EXERCISE DESCRIPTION: Write the listing out again, all of it, word for word.

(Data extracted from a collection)
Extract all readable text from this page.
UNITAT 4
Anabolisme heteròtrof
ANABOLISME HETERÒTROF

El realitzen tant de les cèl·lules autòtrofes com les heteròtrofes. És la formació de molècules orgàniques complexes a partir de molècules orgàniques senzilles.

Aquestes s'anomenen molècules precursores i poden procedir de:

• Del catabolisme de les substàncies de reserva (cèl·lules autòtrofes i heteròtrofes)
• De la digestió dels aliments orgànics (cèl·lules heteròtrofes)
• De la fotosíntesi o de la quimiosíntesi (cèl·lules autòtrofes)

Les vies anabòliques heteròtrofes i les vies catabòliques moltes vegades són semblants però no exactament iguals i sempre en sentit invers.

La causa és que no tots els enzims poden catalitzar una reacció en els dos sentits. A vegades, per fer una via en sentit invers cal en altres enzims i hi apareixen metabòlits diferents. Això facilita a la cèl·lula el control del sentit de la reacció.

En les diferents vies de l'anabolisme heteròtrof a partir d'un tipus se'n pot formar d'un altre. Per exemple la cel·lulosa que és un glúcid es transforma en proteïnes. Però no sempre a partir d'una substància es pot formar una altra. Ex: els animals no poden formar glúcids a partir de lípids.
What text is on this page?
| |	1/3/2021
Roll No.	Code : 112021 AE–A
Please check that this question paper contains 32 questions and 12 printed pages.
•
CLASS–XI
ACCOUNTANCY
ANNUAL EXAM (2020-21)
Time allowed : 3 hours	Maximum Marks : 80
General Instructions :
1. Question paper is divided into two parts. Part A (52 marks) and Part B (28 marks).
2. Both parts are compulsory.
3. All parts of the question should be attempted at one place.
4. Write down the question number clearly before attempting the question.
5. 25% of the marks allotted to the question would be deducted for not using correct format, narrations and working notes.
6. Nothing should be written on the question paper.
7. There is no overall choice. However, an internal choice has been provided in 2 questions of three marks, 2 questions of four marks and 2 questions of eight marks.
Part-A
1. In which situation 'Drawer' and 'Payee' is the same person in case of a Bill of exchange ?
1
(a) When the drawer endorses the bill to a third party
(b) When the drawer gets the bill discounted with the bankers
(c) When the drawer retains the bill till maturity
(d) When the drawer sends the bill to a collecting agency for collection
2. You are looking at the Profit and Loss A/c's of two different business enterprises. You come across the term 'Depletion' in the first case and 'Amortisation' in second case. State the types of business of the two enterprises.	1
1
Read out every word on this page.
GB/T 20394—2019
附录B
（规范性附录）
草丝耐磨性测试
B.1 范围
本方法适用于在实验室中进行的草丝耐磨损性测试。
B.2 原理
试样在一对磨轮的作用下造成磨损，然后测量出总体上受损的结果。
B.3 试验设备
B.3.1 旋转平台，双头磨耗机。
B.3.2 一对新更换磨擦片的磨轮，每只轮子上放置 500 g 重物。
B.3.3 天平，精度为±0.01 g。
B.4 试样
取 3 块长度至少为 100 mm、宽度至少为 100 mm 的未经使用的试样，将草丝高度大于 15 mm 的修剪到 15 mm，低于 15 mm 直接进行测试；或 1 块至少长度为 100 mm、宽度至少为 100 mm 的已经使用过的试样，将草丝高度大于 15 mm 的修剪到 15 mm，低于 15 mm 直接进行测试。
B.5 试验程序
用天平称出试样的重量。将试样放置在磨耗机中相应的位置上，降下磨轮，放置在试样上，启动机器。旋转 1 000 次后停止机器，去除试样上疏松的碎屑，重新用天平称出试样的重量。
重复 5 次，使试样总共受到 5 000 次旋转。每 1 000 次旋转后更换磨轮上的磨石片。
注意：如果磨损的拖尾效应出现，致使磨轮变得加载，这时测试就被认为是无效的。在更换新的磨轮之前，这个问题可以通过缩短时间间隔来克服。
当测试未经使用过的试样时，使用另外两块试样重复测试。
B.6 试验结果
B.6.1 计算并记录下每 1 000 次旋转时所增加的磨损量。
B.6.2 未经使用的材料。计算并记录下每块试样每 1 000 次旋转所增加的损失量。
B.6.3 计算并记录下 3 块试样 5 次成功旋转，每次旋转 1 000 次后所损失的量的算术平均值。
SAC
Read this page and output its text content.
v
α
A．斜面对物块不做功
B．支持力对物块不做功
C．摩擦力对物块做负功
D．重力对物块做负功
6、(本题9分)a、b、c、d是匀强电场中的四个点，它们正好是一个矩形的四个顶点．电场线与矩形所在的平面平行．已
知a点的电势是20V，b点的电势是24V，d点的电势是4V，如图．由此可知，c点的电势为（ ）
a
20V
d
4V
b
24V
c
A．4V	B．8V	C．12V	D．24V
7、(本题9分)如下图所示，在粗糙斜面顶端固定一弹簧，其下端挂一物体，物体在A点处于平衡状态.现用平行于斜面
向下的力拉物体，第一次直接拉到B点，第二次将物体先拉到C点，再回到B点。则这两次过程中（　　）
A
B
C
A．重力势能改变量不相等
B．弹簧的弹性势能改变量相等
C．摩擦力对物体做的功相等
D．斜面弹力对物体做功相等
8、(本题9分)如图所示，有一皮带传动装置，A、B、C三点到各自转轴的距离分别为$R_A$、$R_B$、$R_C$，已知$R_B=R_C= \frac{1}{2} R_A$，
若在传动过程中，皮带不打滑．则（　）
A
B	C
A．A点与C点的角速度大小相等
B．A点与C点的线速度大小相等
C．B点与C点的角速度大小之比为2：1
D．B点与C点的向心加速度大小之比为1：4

FULL SOLUTION:
Extract all readable text from this page.
UNITAT 4
Anabolisme heteròtrof
ANABOLISME HETERÒTROF

El realitzen tant de les cèl·lules autòtrofes com les heteròtrofes. És la formació de molècules orgàniques complexes a partir de molècules orgàniques senzilles.

Aquestes s'anomenen molècules precursores i poden procedir de:

• Del catabolisme de les substàncies de reserva (cèl·lules autòtrofes i heteròtrofes)
• De la digestió dels aliments orgànics (cèl·lules heteròtrofes)
• De la fotosíntesi o de la quimiosíntesi (cèl·lules autòtrofes)

Les vies anabòliques heteròtrofes i les vies catabòliques moltes vegades són semblants però no exactament iguals i sempre en sentit invers.

La causa és que no tots els enzims poden catalitzar una reacció en els dos sentits. A vegades, per fer una via en sentit invers cal en altres enzims i hi apareixen metabòlits diferents. Això facilita a la cèl·lula el control del sentit de la reacció.

En les diferents vies de l'anabolisme heteròtrof a partir d'un tipus se'n pot formar d'un altre. Per exemple la cel·lulosa que és un glúcid es transforma en proteïnes. Però no sempre a partir d'una substància es pot formar una altra. Ex: els animals no poden formar glúcids a partir de lípids.
What text is on this page?
| |	1/3/2021
Roll No.	Code : 112021 AE–A
Please check that this question paper contains 32 questions and 12 printed pages.
•
CLASS–XI
ACCOUNTANCY
ANNUAL EXAM (2020-21)
Time allowed : 3 hours	Maximum Marks : 80
General Instructions :
1. Question paper is divided into two parts. Part A (52 marks) and Part B (28 marks).
2. Both parts are compulsory.
3. All parts of the question should be attempted at one place.
4. Write down the question number clearly before attempting the question.
5. 25% of the marks allotted to the question would be deducted for not using correct format, narrations and working notes.
6. Nothing should be written on the question paper.
7. There is no overall choice. However, an internal choice has been provided in 2 questions of three marks, 2 questions of four marks and 2 questions of eight marks.
Part-A
1. In which situation 'Drawer' and 'Payee' is the same person in case of a Bill of exchange ?
1
(a) When the drawer endorses the bill to a third party
(b) When the drawer gets the bill discounted with the bankers
(c) When the drawer retains the bill till maturity
(d) When the drawer sends the bill to a collecting agency for collection
2. You are looking at the Profit and Loss A/c's of two different business enterprises. You come across the term 'Depletion' in the first case and 'Amortisation' in second case. State the types of business of the two enterprises.	1
1
Read out every word on this page.
GB/T 20394—2019
附录B
（规范性附录）
草丝耐磨性测试
B.1 范围
本方法适用于在实验室中进行的草丝耐磨损性测试。
B.2 原理
试样在一对磨轮的作用下造成磨损，然后测量出总体上受损的结果。
B.3 试验设备
B.3.1 旋转平台，双头磨耗机。
B.3.2 一对新更换磨擦片的磨轮，每只轮子上放置 500 g 重物。
B.3.3 天平，精度为±0.01 g。
B.4 试样
取 3 块长度至少为 100 mm、宽度至少为 100 mm 的未经使用的试样，将草丝高度大于 15 mm 的修剪到 15 mm，低于 15 mm 直接进行测试；或 1 块至少长度为 100 mm、宽度至少为 100 mm 的已经使用过的试样，将草丝高度大于 15 mm 的修剪到 15 mm，低于 15 mm 直接进行测试。
B.5 试验程序
用天平称出试样的重量。将试样放置在磨耗机中相应的位置上，降下磨轮，放置在试样上，启动机器。旋转 1 000 次后停止机器，去除试样上疏松的碎屑，重新用天平称出试样的重量。
重复 5 次，使试样总共受到 5 000 次旋转。每 1 000 次旋转后更换磨轮上的磨石片。
注意：如果磨损的拖尾效应出现，致使磨轮变得加载，这时测试就被认为是无效的。在更换新的磨轮之前，这个问题可以通过缩短时间间隔来克服。
当测试未经使用过的试样时，使用另外两块试样重复测试。
B.6 试验结果
B.6.1 计算并记录下每 1 000 次旋转时所增加的磨损量。
B.6.2 未经使用的材料。计算并记录下每块试样每 1 000 次旋转所增加的损失量。
B.6.3 计算并记录下 3 块试样 5 次成功旋转，每次旋转 1 000 次后所损失的量的算术平均值。
SAC
Read this page and output its text content.
v
α
A．斜面对物块不做功
B．支持力对物块不做功
C．摩擦力对物块做负功
D．重力对物块做负功
6、(本题9分)a、b、c、d是匀强电场中的四个点，它们正好是一个矩形的四个顶点．电场线与矩形所在的平面平行．已
知a点的电势是20V，b点的电势是24V，d点的电势是4V，如图．由此可知，c点的电势为（ ）
a
20V
d
4V
b
24V
c
A．4V	B．8V	C．12V	D．24V
7、(本题9分)如下图所示，在粗糙斜面顶端固定一弹簧，其下端挂一物体，物体在A点处于平衡状态.现用平行于斜面
向下的力拉物体，第一次直接拉到B点，第二次将物体先拉到C点，再回到B点。则这两次过程中（　　）
A
B
C
A．重力势能改变量不相等
B．弹簧的弹性势能改变量相等
C．摩擦力对物体做的功相等
D．斜面弹力对物体做功相等
8、(本题9分)如图所示，有一皮带传动装置，A、B、C三点到各自转轴的距离分别为$R_A$、$R_B$、$R_C$，已知$R_B=R_C= \frac{1}{2} R_A$，
若在传动过程中，皮带不打滑．则（　）
A
B	C
A．A点与C点的角速度大小相等
B．A点与C点的线速度大小相等
C．B点与C点的角速度大小之比为2：1
D．B点与C点的向心加速度大小之比为1：4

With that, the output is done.